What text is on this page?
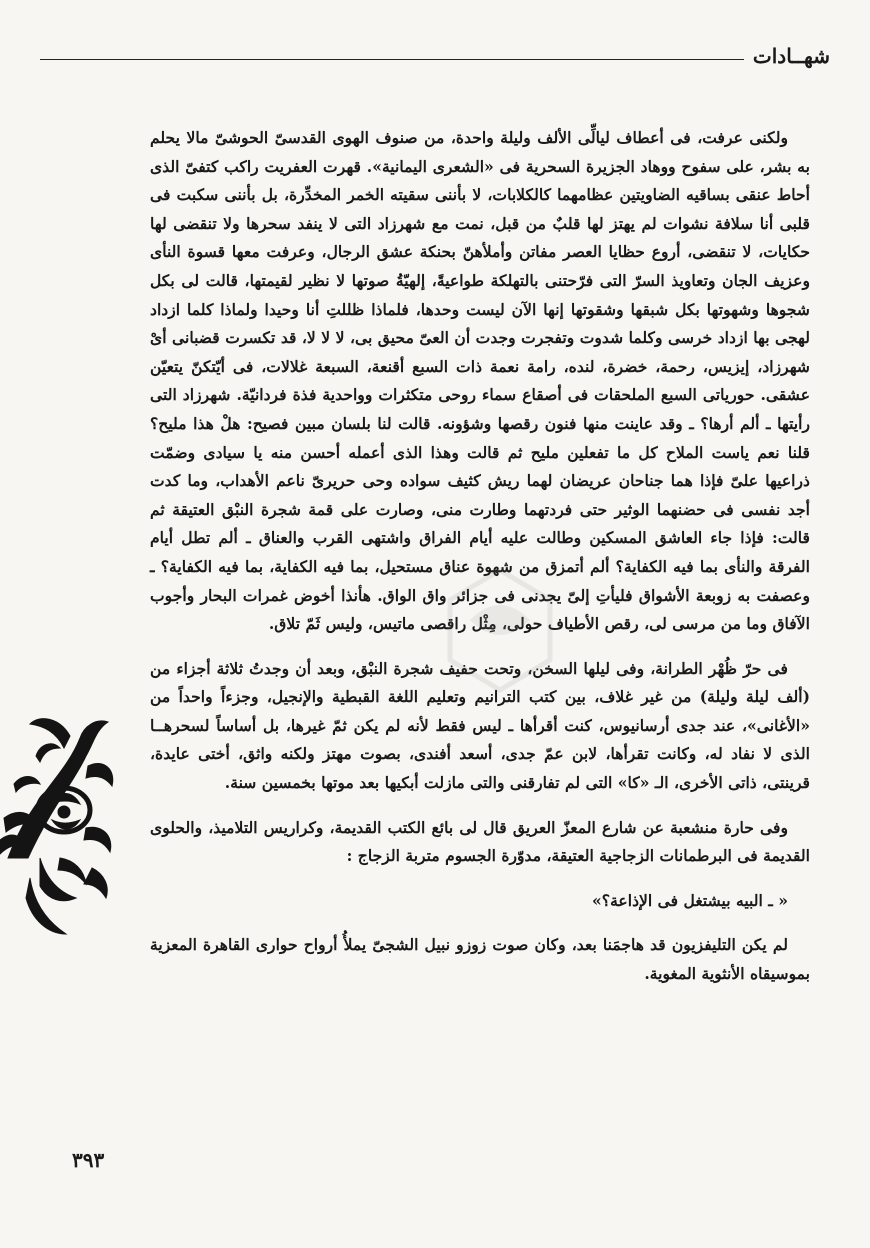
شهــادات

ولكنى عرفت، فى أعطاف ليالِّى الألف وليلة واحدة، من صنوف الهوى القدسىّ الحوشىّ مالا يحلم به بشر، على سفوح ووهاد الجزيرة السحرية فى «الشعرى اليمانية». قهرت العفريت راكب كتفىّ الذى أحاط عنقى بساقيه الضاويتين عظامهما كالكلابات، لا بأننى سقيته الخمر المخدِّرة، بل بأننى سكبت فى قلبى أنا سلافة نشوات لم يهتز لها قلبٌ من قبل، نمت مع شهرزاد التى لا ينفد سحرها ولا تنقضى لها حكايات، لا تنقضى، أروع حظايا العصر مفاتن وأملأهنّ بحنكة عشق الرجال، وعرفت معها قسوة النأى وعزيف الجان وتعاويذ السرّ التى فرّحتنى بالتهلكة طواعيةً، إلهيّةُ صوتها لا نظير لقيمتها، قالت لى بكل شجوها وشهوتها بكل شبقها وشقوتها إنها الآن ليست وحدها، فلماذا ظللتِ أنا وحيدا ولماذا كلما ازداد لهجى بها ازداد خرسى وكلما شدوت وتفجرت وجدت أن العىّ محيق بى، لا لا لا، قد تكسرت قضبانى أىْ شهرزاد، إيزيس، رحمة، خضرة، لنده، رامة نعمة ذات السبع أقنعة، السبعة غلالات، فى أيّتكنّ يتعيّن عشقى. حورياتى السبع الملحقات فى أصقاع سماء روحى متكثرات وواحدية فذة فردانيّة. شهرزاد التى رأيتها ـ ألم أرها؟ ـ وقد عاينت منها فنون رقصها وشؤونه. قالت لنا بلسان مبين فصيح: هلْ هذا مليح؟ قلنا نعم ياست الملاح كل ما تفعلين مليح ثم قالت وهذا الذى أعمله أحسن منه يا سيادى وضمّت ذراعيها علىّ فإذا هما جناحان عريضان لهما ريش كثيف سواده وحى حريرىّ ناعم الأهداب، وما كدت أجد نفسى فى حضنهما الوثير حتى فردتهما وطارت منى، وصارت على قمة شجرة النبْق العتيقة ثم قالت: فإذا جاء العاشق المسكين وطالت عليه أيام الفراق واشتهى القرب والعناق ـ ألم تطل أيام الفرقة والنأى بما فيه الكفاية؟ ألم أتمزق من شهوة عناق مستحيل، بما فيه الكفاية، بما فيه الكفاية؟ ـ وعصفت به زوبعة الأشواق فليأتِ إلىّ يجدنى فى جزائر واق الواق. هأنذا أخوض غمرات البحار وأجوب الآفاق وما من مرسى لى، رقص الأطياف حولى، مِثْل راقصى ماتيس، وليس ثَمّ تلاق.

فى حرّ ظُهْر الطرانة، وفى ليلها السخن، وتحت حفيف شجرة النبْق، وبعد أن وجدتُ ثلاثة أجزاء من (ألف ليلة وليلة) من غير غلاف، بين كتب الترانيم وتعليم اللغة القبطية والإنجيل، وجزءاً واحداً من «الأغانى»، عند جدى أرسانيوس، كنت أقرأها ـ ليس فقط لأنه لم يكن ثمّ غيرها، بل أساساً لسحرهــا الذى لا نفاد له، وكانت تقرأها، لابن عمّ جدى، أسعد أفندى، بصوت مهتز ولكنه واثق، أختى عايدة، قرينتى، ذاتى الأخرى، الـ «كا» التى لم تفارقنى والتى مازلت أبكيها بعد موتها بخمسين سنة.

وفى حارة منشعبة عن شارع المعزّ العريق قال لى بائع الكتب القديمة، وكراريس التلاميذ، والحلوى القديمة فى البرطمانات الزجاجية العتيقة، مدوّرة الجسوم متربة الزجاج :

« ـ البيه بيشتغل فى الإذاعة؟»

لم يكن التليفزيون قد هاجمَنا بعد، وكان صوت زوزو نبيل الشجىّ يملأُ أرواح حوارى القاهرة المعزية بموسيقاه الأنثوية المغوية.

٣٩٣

> [What this task involves] Omit pictures; set down the rest of the material word for word.

> [Output]
What text is on this page?
شهــادات

ولكنى عرفت، فى أعطاف ليالِّى الألف وليلة واحدة، من صنوف الهوى القدسىّ الحوشىّ مالا يحلم به بشر، على سفوح ووهاد الجزيرة السحرية فى «الشعرى اليمانية». قهرت العفريت راكب كتفىّ الذى أحاط عنقى بساقيه الضاويتين عظامهما كالكلابات، لا بأننى سقيته الخمر المخدِّرة، بل بأننى سكبت فى قلبى أنا سلافة نشوات لم يهتز لها قلبٌ من قبل، نمت مع شهرزاد التى لا ينفد سحرها ولا تنقضى لها حكايات، لا تنقضى، أروع حظايا العصر مفاتن وأملأهنّ بحنكة عشق الرجال، وعرفت معها قسوة النأى وعزيف الجان وتعاويذ السرّ التى فرّحتنى بالتهلكة طواعيةً، إلهيّةُ صوتها لا نظير لقيمتها، قالت لى بكل شجوها وشهوتها بكل شبقها وشقوتها إنها الآن ليست وحدها، فلماذا ظللتِ أنا وحيدا ولماذا كلما ازداد لهجى بها ازداد خرسى وكلما شدوت وتفجرت وجدت أن العىّ محيق بى، لا لا لا، قد تكسرت قضبانى أىْ شهرزاد، إيزيس، رحمة، خضرة، لنده، رامة نعمة ذات السبع أقنعة، السبعة غلالات، فى أيّتكنّ يتعيّن عشقى. حورياتى السبع الملحقات فى أصقاع سماء روحى متكثرات وواحدية فذة فردانيّة. شهرزاد التى رأيتها ـ ألم أرها؟ ـ وقد عاينت منها فنون رقصها وشؤونه. قالت لنا بلسان مبين فصيح: هلْ هذا مليح؟ قلنا نعم ياست الملاح كل ما تفعلين مليح ثم قالت وهذا الذى أعمله أحسن منه يا سيادى وضمّت ذراعيها علىّ فإذا هما جناحان عريضان لهما ريش كثيف سواده وحى حريرىّ ناعم الأهداب، وما كدت أجد نفسى فى حضنهما الوثير حتى فردتهما وطارت منى، وصارت على قمة شجرة النبْق العتيقة ثم قالت: فإذا جاء العاشق المسكين وطالت عليه أيام الفراق واشتهى القرب والعناق ـ ألم تطل أيام الفرقة والنأى بما فيه الكفاية؟ ألم أتمزق من شهوة عناق مستحيل، بما فيه الكفاية، بما فيه الكفاية؟ ـ وعصفت به زوبعة الأشواق فليأتِ إلىّ يجدنى فى جزائر واق الواق. هأنذا أخوض غمرات البحار وأجوب الآفاق وما من مرسى لى، رقص الأطياف حولى، مِثْل راقصى ماتيس، وليس ثَمّ تلاق.

فى حرّ ظُهْر الطرانة، وفى ليلها السخن، وتحت حفيف شجرة النبْق، وبعد أن وجدتُ ثلاثة أجزاء من (ألف ليلة وليلة) من غير غلاف، بين كتب الترانيم وتعليم اللغة القبطية والإنجيل، وجزءاً واحداً من «الأغانى»، عند جدى أرسانيوس، كنت أقرأها ـ ليس فقط لأنه لم يكن ثمّ غيرها، بل أساساً لسحرهــا الذى لا نفاد له، وكانت تقرأها، لابن عمّ جدى، أسعد أفندى، بصوت مهتز ولكنه واثق، أختى عايدة، قرينتى، ذاتى الأخرى، الـ «كا» التى لم تفارقنى والتى مازلت أبكيها بعد موتها بخمسين سنة.

وفى حارة منشعبة عن شارع المعزّ العريق قال لى بائع الكتب القديمة، وكراريس التلاميذ، والحلوى القديمة فى البرطمانات الزجاجية العتيقة، مدوّرة الجسوم متربة الزجاج :

« ـ البيه بيشتغل فى الإذاعة؟»

لم يكن التليفزيون قد هاجمَنا بعد، وكان صوت زوزو نبيل الشجىّ يملأُ أرواح حوارى القاهرة المعزية بموسيقاه الأنثوية المغوية.

٣٩٣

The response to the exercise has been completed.